++++ Information supplied ++++
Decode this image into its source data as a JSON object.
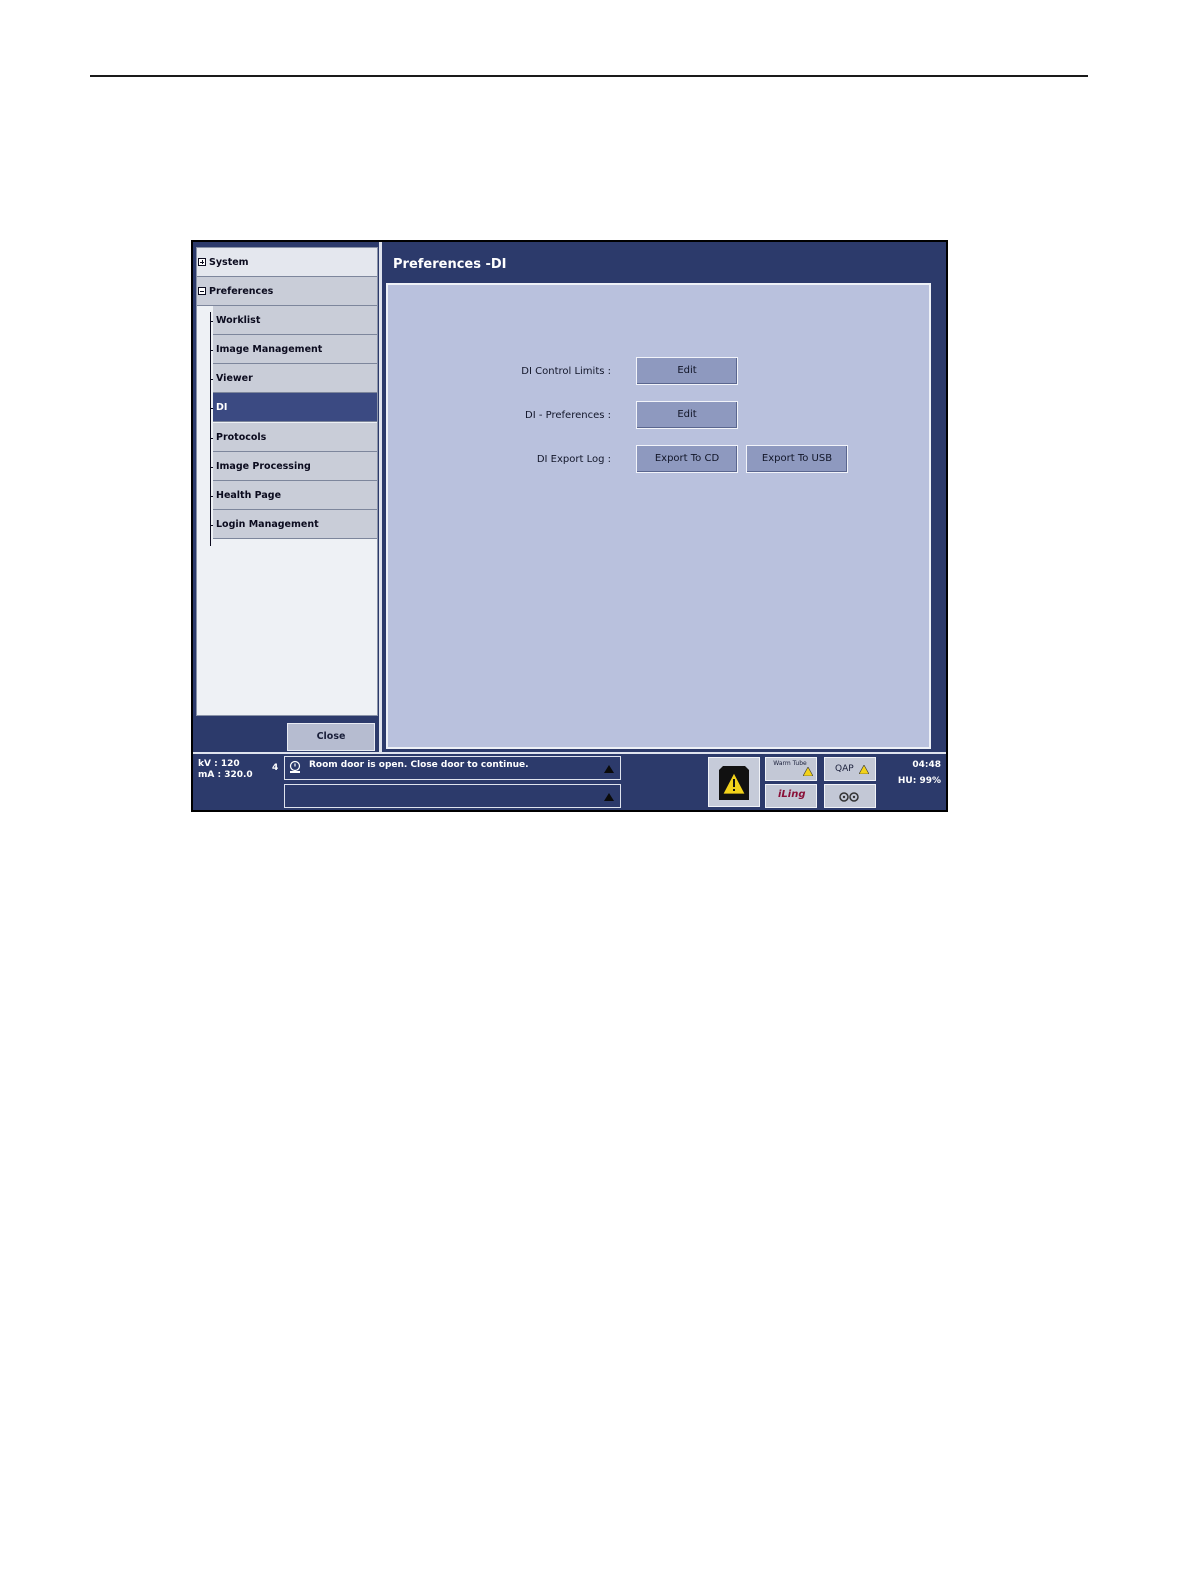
{
  "nav": {
    "items": [
      {
        "label": "System",
        "level": 0,
        "expanded": false
      },
      {
        "label": "Preferences",
        "level": 0,
        "expanded": true
      },
      {
        "label": "Worklist",
        "level": 1
      },
      {
        "label": "Image Management",
        "level": 1
      },
      {
        "label": "Viewer",
        "level": 1
      },
      {
        "label": "DI",
        "level": 1,
        "selected": true
      },
      {
        "label": "Protocols",
        "level": 1
      },
      {
        "label": "Image Processing",
        "level": 1
      },
      {
        "label": "Health Page",
        "level": 1
      },
      {
        "label": "Login Management",
        "level": 1
      }
    ],
    "close_label": "Close"
  },
  "panel": {
    "title": "Preferences -DI",
    "rows": [
      {
        "label": "DI Control Limits :",
        "buttons": [
          "Edit"
        ]
      },
      {
        "label": "DI - Preferences :",
        "buttons": [
          "Edit"
        ]
      },
      {
        "label": "DI Export Log :",
        "buttons": [
          "Export To CD",
          "Export To USB"
        ]
      }
    ]
  },
  "status": {
    "kv": "kV : 120",
    "ma": "mA : 320.0",
    "count": "4",
    "message1": "Room door is open. Close door to continue.",
    "message2": "",
    "warm_tube": "Warm Tube",
    "qap": "QAP",
    "iling": "iLing",
    "time": "04:48",
    "hu": "HU:  99%"
  },
  "colors": {
    "screen_bg": "#2c3a6b",
    "panel_bg": "#b9c1dd",
    "selected_item": "#3b4a82",
    "warning_yellow": "#f2d21b"
  }
}
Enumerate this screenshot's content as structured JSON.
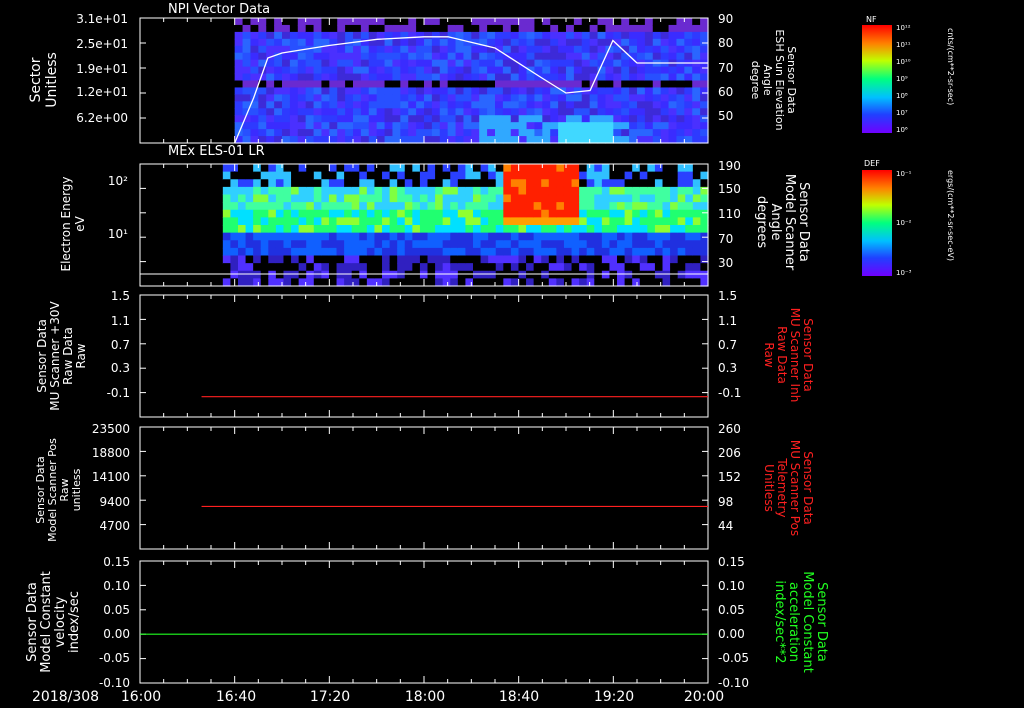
++++
▸ **Exercise task**
Transcribe the material as is, with images omitted.

▸ **Solution for this exercise**
Decode this image into its source data as a JSON object.
{
  "nav": {
    "items": [
      {
        "label": "System",
        "level": 0,
        "expanded": false
      },
      {
        "label": "Preferences",
        "level": 0,
        "expanded": true
      },
      {
        "label": "Worklist",
        "level": 1
      },
      {
        "label": "Image Management",
        "level": 1
      },
      {
        "label": "Viewer",
        "level": 1
      },
      {
        "label": "DI",
        "level": 1,
        "selected": true
      },
      {
        "label": "Protocols",
        "level": 1
      },
      {
        "label": "Image Processing",
        "level": 1
      },
      {
        "label": "Health Page",
        "level": 1
      },
      {
        "label": "Login Management",
        "level": 1
      }
    ],
    "close_label": "Close"
  },
  "panel": {
    "title": "Preferences -DI",
    "rows": [
      {
        "label": "DI Control Limits :",
        "buttons": [
          "Edit"
        ]
      },
      {
        "label": "DI - Preferences :",
        "buttons": [
          "Edit"
        ]
      },
      {
        "label": "DI Export Log :",
        "buttons": [
          "Export To CD",
          "Export To USB"
        ]
      }
    ]
  },
  "status": {
    "kv": "kV : 120",
    "ma": "mA : 320.0",
    "count": "4",
    "message1": "Room door is open. Close door to continue.",
    "message2": "",
    "warm_tube": "Warm Tube",
    "qap": "QAP",
    "iling": "iLing",
    "time": "04:48",
    "hu": "HU:  99%"
  },
  "colors": {
    "screen_bg": "#2c3a6b",
    "panel_bg": "#b9c1dd",
    "selected_item": "#3b4a82",
    "warning_yellow": "#f2d21b"
  }
}
Enumerate this screenshot's content as structured JSON.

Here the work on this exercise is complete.